## Start
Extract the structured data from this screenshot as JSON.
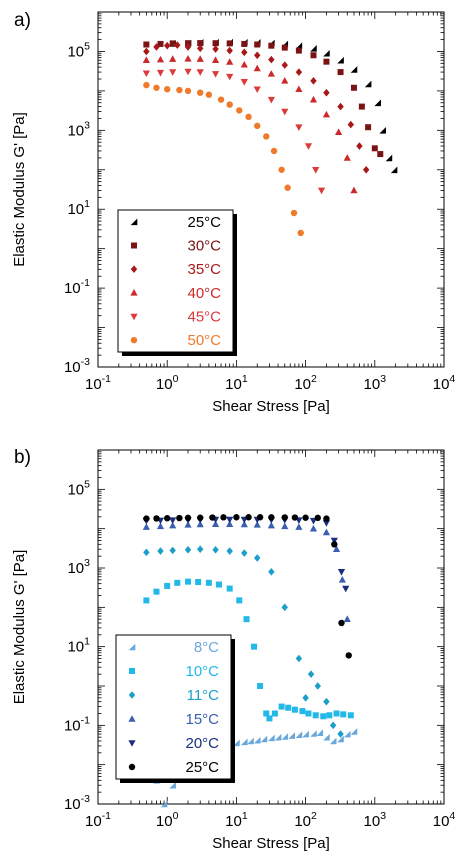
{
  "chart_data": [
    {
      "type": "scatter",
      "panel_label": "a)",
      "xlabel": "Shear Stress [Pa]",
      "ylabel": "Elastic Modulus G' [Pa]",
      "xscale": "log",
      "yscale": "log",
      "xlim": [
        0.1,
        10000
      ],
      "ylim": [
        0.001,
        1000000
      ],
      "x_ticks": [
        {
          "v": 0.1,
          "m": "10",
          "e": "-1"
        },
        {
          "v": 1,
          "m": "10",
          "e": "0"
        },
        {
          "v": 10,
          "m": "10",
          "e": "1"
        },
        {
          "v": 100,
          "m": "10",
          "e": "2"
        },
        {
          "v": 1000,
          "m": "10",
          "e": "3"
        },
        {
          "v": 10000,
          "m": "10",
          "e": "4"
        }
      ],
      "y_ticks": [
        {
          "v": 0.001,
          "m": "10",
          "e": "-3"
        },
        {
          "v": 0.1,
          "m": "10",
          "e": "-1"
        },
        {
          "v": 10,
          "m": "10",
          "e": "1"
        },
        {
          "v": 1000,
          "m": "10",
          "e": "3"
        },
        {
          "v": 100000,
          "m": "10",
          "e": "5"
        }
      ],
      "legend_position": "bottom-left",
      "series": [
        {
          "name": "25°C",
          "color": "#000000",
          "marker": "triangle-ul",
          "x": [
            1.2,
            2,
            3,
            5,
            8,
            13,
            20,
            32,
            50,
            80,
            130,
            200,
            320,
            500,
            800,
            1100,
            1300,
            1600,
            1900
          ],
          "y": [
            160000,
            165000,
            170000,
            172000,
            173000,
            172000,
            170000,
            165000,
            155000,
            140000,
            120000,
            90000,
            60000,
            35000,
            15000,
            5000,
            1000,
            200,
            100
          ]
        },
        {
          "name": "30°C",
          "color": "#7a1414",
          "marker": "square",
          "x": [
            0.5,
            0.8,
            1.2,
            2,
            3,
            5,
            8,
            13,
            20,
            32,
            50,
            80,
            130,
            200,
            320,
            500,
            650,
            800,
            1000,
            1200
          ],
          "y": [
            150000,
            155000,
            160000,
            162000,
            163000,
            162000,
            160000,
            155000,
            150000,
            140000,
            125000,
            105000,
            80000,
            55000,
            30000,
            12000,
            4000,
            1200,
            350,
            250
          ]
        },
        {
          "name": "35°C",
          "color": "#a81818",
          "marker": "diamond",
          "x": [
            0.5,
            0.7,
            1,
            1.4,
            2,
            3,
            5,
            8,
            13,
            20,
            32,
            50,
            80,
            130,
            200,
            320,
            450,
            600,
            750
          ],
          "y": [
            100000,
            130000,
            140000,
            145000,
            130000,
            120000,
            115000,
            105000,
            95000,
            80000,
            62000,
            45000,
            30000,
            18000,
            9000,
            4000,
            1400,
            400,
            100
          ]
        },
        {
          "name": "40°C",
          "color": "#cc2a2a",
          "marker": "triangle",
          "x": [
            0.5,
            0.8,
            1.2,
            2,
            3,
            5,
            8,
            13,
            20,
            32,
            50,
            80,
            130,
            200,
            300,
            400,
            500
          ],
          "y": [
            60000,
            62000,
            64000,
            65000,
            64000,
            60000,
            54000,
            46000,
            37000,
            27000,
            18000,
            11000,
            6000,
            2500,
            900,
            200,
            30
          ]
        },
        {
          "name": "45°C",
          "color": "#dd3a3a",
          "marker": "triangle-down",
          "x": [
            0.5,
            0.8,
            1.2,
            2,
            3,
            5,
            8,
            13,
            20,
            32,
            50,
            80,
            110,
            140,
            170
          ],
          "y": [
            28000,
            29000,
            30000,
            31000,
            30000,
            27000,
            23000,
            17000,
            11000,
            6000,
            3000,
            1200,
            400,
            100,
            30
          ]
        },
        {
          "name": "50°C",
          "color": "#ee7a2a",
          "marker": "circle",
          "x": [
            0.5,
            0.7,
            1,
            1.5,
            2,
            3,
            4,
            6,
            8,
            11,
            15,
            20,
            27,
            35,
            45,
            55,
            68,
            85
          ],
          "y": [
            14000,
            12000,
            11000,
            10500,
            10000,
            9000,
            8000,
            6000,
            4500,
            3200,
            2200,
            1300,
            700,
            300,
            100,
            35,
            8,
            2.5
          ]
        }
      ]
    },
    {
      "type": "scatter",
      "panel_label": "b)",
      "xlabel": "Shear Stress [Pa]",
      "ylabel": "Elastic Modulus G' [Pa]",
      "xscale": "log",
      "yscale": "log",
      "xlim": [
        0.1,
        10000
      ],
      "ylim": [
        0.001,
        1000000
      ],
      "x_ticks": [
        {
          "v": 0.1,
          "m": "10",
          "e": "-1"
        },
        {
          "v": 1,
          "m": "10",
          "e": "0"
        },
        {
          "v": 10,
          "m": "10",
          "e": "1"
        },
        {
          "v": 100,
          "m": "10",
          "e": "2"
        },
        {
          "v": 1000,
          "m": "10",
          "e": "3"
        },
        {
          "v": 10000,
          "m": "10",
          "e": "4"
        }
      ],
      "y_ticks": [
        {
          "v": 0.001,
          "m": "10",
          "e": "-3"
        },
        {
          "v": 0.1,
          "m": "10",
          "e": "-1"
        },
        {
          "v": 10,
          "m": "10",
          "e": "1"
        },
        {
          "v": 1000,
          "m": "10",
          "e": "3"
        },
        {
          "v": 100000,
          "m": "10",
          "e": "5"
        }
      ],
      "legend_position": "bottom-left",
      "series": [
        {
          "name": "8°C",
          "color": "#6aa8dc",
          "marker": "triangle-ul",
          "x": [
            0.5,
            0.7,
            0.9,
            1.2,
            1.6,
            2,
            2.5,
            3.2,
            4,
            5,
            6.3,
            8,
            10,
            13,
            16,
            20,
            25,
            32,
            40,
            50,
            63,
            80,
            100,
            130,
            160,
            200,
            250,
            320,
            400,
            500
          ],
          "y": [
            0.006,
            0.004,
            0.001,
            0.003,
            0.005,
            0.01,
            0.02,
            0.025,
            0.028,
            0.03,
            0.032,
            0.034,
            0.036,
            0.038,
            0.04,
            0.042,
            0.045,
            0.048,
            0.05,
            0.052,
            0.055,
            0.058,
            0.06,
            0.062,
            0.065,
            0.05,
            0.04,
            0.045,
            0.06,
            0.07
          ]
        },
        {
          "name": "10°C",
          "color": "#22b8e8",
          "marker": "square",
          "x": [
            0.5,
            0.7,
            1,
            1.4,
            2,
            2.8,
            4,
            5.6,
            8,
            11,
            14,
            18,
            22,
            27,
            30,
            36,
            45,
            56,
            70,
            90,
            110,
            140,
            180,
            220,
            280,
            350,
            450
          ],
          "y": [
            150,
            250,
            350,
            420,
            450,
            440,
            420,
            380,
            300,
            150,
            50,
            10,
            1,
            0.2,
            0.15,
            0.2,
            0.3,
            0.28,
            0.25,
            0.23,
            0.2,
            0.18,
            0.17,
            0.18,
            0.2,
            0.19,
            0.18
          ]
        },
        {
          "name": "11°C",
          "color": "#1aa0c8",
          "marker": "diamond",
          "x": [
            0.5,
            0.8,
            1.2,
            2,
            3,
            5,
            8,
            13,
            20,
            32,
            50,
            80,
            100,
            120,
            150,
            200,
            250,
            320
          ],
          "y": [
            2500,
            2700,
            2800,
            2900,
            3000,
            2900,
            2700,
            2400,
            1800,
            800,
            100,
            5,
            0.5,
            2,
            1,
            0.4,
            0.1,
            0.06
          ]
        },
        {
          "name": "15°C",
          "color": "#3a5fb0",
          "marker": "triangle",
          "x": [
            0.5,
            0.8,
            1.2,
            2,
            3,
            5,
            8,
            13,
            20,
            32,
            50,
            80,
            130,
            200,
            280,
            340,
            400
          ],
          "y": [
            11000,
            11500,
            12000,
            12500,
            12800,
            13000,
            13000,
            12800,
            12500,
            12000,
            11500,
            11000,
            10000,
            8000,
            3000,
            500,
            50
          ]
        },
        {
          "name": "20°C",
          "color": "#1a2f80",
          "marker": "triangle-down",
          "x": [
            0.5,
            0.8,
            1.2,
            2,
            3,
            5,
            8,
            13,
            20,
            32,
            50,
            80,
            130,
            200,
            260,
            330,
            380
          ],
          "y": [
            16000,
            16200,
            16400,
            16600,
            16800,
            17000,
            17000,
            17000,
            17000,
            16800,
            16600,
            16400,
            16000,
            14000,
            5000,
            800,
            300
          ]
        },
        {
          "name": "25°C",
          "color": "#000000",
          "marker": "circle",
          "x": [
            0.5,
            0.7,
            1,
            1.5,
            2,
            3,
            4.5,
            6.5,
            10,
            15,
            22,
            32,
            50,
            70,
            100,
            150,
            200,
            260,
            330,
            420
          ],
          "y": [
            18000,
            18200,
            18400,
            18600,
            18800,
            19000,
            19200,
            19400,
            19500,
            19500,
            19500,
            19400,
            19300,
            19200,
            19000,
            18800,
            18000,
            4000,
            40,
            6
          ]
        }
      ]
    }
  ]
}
## End
→ **What you should do**
Scan the lines above for "color", then copy every one that has it.

→ **Response**
          "color": "#000000",
          "color": "#7a1414",
          "color": "#a81818",
          "color": "#cc2a2a",
          "color": "#dd3a3a",
          "color": "#ee7a2a",
          "color": "#6aa8dc",
          "color": "#22b8e8",
          "color": "#1aa0c8",
          "color": "#3a5fb0",
          "color": "#1a2f80",
          "color": "#000000",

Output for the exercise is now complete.